> _What this task involves_: Exactly as given, repeat all of the entries.

** START Input material **

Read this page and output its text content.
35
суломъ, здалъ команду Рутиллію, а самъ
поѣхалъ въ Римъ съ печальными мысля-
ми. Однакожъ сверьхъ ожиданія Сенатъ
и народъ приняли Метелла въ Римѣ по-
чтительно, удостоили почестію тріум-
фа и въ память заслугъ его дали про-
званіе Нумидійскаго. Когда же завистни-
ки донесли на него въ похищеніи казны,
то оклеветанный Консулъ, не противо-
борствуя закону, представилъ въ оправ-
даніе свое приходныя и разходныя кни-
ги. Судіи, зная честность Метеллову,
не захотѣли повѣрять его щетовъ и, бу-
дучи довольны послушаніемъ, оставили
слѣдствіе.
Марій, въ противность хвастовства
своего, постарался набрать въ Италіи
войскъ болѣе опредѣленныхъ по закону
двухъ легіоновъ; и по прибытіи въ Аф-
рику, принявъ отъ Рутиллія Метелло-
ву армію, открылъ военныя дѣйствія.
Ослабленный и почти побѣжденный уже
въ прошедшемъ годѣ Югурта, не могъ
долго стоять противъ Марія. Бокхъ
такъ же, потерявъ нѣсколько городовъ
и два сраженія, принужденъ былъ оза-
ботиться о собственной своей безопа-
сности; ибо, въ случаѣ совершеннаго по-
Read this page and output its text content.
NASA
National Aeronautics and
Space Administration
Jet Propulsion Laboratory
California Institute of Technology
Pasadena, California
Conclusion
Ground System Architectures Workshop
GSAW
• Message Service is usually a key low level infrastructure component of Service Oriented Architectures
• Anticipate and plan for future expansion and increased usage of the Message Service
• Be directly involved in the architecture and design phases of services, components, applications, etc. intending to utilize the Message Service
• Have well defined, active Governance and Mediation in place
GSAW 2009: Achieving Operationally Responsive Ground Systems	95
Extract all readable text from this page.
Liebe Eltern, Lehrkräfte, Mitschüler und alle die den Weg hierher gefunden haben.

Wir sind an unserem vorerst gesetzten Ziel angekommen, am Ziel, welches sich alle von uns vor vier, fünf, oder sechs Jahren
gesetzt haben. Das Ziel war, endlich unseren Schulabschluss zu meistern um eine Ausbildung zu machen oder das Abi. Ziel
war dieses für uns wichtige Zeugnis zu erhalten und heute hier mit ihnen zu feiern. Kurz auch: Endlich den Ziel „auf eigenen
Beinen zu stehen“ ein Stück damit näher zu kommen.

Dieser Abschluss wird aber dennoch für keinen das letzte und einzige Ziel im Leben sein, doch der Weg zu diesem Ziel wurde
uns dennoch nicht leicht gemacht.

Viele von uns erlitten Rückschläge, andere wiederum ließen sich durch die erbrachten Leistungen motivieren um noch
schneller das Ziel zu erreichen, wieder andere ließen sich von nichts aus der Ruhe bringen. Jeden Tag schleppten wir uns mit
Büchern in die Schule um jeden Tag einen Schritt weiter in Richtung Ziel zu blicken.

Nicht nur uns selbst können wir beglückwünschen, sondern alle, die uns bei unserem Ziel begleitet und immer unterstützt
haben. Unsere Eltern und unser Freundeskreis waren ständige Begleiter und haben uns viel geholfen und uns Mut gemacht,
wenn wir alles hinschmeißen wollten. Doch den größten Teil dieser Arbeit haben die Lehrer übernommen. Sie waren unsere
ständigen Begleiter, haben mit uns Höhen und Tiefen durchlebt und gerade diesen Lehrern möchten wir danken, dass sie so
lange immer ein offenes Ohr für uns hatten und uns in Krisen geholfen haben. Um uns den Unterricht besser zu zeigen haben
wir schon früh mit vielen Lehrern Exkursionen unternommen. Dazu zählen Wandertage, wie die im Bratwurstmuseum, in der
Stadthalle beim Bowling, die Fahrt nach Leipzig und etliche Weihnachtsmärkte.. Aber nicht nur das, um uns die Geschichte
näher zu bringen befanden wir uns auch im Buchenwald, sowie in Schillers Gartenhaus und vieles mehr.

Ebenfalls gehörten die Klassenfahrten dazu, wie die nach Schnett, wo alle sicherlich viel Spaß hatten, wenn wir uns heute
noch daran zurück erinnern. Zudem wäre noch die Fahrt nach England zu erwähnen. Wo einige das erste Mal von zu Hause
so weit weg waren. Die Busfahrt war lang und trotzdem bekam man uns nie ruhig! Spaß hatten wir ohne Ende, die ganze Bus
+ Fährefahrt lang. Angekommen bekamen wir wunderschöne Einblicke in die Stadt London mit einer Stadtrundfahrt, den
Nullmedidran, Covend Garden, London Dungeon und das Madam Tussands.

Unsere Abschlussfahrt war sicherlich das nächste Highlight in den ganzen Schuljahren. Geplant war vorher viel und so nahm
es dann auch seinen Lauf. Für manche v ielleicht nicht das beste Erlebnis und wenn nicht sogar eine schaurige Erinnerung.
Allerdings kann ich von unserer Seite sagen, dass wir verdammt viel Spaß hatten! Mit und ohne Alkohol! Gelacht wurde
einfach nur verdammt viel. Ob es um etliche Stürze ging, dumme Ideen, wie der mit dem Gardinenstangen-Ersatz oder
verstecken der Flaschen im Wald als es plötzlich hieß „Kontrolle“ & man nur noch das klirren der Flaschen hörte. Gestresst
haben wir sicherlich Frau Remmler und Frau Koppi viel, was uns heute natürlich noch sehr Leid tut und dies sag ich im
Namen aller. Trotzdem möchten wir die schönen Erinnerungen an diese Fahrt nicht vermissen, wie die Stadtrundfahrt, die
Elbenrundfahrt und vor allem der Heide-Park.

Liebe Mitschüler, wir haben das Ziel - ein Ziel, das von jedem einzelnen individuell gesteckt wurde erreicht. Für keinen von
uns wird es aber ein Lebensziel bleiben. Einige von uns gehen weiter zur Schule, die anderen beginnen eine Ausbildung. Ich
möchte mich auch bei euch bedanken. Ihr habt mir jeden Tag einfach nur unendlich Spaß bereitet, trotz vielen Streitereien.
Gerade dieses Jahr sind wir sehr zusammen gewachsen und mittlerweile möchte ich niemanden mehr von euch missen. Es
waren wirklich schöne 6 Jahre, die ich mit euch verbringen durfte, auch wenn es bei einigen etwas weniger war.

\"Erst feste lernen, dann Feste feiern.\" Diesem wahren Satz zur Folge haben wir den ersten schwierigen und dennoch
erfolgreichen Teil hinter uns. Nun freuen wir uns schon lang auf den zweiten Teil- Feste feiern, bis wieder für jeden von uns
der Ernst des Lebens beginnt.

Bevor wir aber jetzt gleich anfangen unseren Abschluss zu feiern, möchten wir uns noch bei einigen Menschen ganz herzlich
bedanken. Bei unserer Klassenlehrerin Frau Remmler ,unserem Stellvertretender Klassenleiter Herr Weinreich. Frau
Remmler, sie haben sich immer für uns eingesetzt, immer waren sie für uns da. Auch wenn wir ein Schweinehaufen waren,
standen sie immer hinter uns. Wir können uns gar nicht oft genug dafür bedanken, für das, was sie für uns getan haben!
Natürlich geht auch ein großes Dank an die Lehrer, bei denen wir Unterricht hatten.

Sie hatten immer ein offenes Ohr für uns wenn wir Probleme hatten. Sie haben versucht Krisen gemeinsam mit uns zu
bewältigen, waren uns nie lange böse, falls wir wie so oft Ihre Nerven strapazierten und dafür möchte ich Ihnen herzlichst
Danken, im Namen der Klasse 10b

** END Input material **

> _Problem solution_:
Read this page and output its text content.
35
суломъ, здалъ команду Рутиллію, а самъ
поѣхалъ въ Римъ съ печальными мысля-
ми. Однакожъ сверьхъ ожиданія Сенатъ
и народъ приняли Метелла въ Римѣ по-
чтительно, удостоили почестію тріум-
фа и въ память заслугъ его дали про-
званіе Нумидійскаго. Когда же завистни-
ки донесли на него въ похищеніи казны,
то оклеветанный Консулъ, не противо-
борствуя закону, представилъ въ оправ-
даніе свое приходныя и разходныя кни-
ги. Судіи, зная честность Метеллову,
не захотѣли повѣрять его щетовъ и, бу-
дучи довольны послушаніемъ, оставили
слѣдствіе.
Марій, въ противность хвастовства
своего, постарался набрать въ Италіи
войскъ болѣе опредѣленныхъ по закону
двухъ легіоновъ; и по прибытіи въ Аф-
рику, принявъ отъ Рутиллія Метелло-
ву армію, открылъ военныя дѣйствія.
Ослабленный и почти побѣжденный уже
въ прошедшемъ годѣ Югурта, не могъ
долго стоять противъ Марія. Бокхъ
такъ же, потерявъ нѣсколько городовъ
и два сраженія, принужденъ былъ оза-
ботиться о собственной своей безопа-
сности; ибо, въ случаѣ совершеннаго по-
Read this page and output its text content.
NASA
National Aeronautics and
Space Administration
Jet Propulsion Laboratory
California Institute of Technology
Pasadena, California
Conclusion
Ground System Architectures Workshop
GSAW
• Message Service is usually a key low level infrastructure component of Service Oriented Architectures
• Anticipate and plan for future expansion and increased usage of the Message Service
• Be directly involved in the architecture and design phases of services, components, applications, etc. intending to utilize the Message Service
• Have well defined, active Governance and Mediation in place
GSAW 2009: Achieving Operationally Responsive Ground Systems	95
Extract all readable text from this page.
Liebe Eltern, Lehrkräfte, Mitschüler und alle die den Weg hierher gefunden haben.

Wir sind an unserem vorerst gesetzten Ziel angekommen, am Ziel, welches sich alle von uns vor vier, fünf, oder sechs Jahren
gesetzt haben. Das Ziel war, endlich unseren Schulabschluss zu meistern um eine Ausbildung zu machen oder das Abi. Ziel
war dieses für uns wichtige Zeugnis zu erhalten und heute hier mit ihnen zu feiern. Kurz auch: Endlich den Ziel „auf eigenen
Beinen zu stehen“ ein Stück damit näher zu kommen.

Dieser Abschluss wird aber dennoch für keinen das letzte und einzige Ziel im Leben sein, doch der Weg zu diesem Ziel wurde
uns dennoch nicht leicht gemacht.

Viele von uns erlitten Rückschläge, andere wiederum ließen sich durch die erbrachten Leistungen motivieren um noch
schneller das Ziel zu erreichen, wieder andere ließen sich von nichts aus der Ruhe bringen. Jeden Tag schleppten wir uns mit
Büchern in die Schule um jeden Tag einen Schritt weiter in Richtung Ziel zu blicken.

Nicht nur uns selbst können wir beglückwünschen, sondern alle, die uns bei unserem Ziel begleitet und immer unterstützt
haben. Unsere Eltern und unser Freundeskreis waren ständige Begleiter und haben uns viel geholfen und uns Mut gemacht,
wenn wir alles hinschmeißen wollten. Doch den größten Teil dieser Arbeit haben die Lehrer übernommen. Sie waren unsere
ständigen Begleiter, haben mit uns Höhen und Tiefen durchlebt und gerade diesen Lehrern möchten wir danken, dass sie so
lange immer ein offenes Ohr für uns hatten und uns in Krisen geholfen haben. Um uns den Unterricht besser zu zeigen haben
wir schon früh mit vielen Lehrern Exkursionen unternommen. Dazu zählen Wandertage, wie die im Bratwurstmuseum, in der
Stadthalle beim Bowling, die Fahrt nach Leipzig und etliche Weihnachtsmärkte.. Aber nicht nur das, um uns die Geschichte
näher zu bringen befanden wir uns auch im Buchenwald, sowie in Schillers Gartenhaus und vieles mehr.

Ebenfalls gehörten die Klassenfahrten dazu, wie die nach Schnett, wo alle sicherlich viel Spaß hatten, wenn wir uns heute
noch daran zurück erinnern. Zudem wäre noch die Fahrt nach England zu erwähnen. Wo einige das erste Mal von zu Hause
so weit weg waren. Die Busfahrt war lang und trotzdem bekam man uns nie ruhig! Spaß hatten wir ohne Ende, die ganze Bus
+ Fährefahrt lang. Angekommen bekamen wir wunderschöne Einblicke in die Stadt London mit einer Stadtrundfahrt, den
Nullmedidran, Covend Garden, London Dungeon und das Madam Tussands.

Unsere Abschlussfahrt war sicherlich das nächste Highlight in den ganzen Schuljahren. Geplant war vorher viel und so nahm
es dann auch seinen Lauf. Für manche v ielleicht nicht das beste Erlebnis und wenn nicht sogar eine schaurige Erinnerung.
Allerdings kann ich von unserer Seite sagen, dass wir verdammt viel Spaß hatten! Mit und ohne Alkohol! Gelacht wurde
einfach nur verdammt viel. Ob es um etliche Stürze ging, dumme Ideen, wie der mit dem Gardinenstangen-Ersatz oder
verstecken der Flaschen im Wald als es plötzlich hieß „Kontrolle“ & man nur noch das klirren der Flaschen hörte. Gestresst
haben wir sicherlich Frau Remmler und Frau Koppi viel, was uns heute natürlich noch sehr Leid tut und dies sag ich im
Namen aller. Trotzdem möchten wir die schönen Erinnerungen an diese Fahrt nicht vermissen, wie die Stadtrundfahrt, die
Elbenrundfahrt und vor allem der Heide-Park.

Liebe Mitschüler, wir haben das Ziel - ein Ziel, das von jedem einzelnen individuell gesteckt wurde erreicht. Für keinen von
uns wird es aber ein Lebensziel bleiben. Einige von uns gehen weiter zur Schule, die anderen beginnen eine Ausbildung. Ich
möchte mich auch bei euch bedanken. Ihr habt mir jeden Tag einfach nur unendlich Spaß bereitet, trotz vielen Streitereien.
Gerade dieses Jahr sind wir sehr zusammen gewachsen und mittlerweile möchte ich niemanden mehr von euch missen. Es
waren wirklich schöne 6 Jahre, die ich mit euch verbringen durfte, auch wenn es bei einigen etwas weniger war.

\"Erst feste lernen, dann Feste feiern.\" Diesem wahren Satz zur Folge haben wir den ersten schwierigen und dennoch
erfolgreichen Teil hinter uns. Nun freuen wir uns schon lang auf den zweiten Teil- Feste feiern, bis wieder für jeden von uns
der Ernst des Lebens beginnt.

Bevor wir aber jetzt gleich anfangen unseren Abschluss zu feiern, möchten wir uns noch bei einigen Menschen ganz herzlich
bedanken. Bei unserer Klassenlehrerin Frau Remmler ,unserem Stellvertretender Klassenleiter Herr Weinreich. Frau
Remmler, sie haben sich immer für uns eingesetzt, immer waren sie für uns da. Auch wenn wir ein Schweinehaufen waren,
standen sie immer hinter uns. Wir können uns gar nicht oft genug dafür bedanken, für das, was sie für uns getan haben!
Natürlich geht auch ein großes Dank an die Lehrer, bei denen wir Unterricht hatten.

Sie hatten immer ein offenes Ohr für uns wenn wir Probleme hatten. Sie haben versucht Krisen gemeinsam mit uns zu
bewältigen, waren uns nie lange böse, falls wir wie so oft Ihre Nerven strapazierten und dafür möchte ich Ihnen herzlichst
Danken, im Namen der Klasse 10b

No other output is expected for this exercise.